**Challenge:** Select all lines with the string "masyarakat" in them, and copy those lines.

**Recorded data:**
__________
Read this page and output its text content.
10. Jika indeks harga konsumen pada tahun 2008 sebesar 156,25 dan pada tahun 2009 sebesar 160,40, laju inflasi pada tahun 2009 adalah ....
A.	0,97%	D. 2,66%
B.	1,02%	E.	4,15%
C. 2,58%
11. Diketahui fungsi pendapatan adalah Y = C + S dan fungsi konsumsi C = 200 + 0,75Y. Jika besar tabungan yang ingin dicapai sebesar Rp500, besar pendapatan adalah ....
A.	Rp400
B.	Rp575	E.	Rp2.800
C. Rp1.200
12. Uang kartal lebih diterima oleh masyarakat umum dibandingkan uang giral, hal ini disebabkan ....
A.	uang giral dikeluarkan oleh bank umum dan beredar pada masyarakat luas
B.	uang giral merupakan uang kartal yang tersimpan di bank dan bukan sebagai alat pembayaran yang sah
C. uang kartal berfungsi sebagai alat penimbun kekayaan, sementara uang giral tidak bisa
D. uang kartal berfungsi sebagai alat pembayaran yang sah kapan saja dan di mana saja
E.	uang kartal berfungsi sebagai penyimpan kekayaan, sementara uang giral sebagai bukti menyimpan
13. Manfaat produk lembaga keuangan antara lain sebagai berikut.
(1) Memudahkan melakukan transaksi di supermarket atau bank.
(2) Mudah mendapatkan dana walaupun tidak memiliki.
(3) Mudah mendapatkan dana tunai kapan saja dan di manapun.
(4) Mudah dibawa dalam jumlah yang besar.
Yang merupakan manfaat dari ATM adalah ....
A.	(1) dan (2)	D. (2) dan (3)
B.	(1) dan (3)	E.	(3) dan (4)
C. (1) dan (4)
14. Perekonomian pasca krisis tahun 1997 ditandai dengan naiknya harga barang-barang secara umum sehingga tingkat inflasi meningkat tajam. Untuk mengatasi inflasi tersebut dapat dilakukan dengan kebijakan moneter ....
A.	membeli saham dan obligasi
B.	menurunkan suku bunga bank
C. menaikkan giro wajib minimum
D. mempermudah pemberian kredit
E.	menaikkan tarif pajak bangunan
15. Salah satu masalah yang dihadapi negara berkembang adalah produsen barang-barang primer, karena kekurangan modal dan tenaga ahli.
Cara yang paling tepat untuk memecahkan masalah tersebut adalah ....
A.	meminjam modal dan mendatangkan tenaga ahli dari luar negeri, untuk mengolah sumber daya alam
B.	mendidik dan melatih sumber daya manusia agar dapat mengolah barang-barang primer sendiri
__________
**Response:**
12. Uang kartal lebih diterima oleh masyarakat umum dibandingkan uang giral, hal ini disebabkan ....
A.	uang giral dikeluarkan oleh bank umum dan beredar pada masyarakat luas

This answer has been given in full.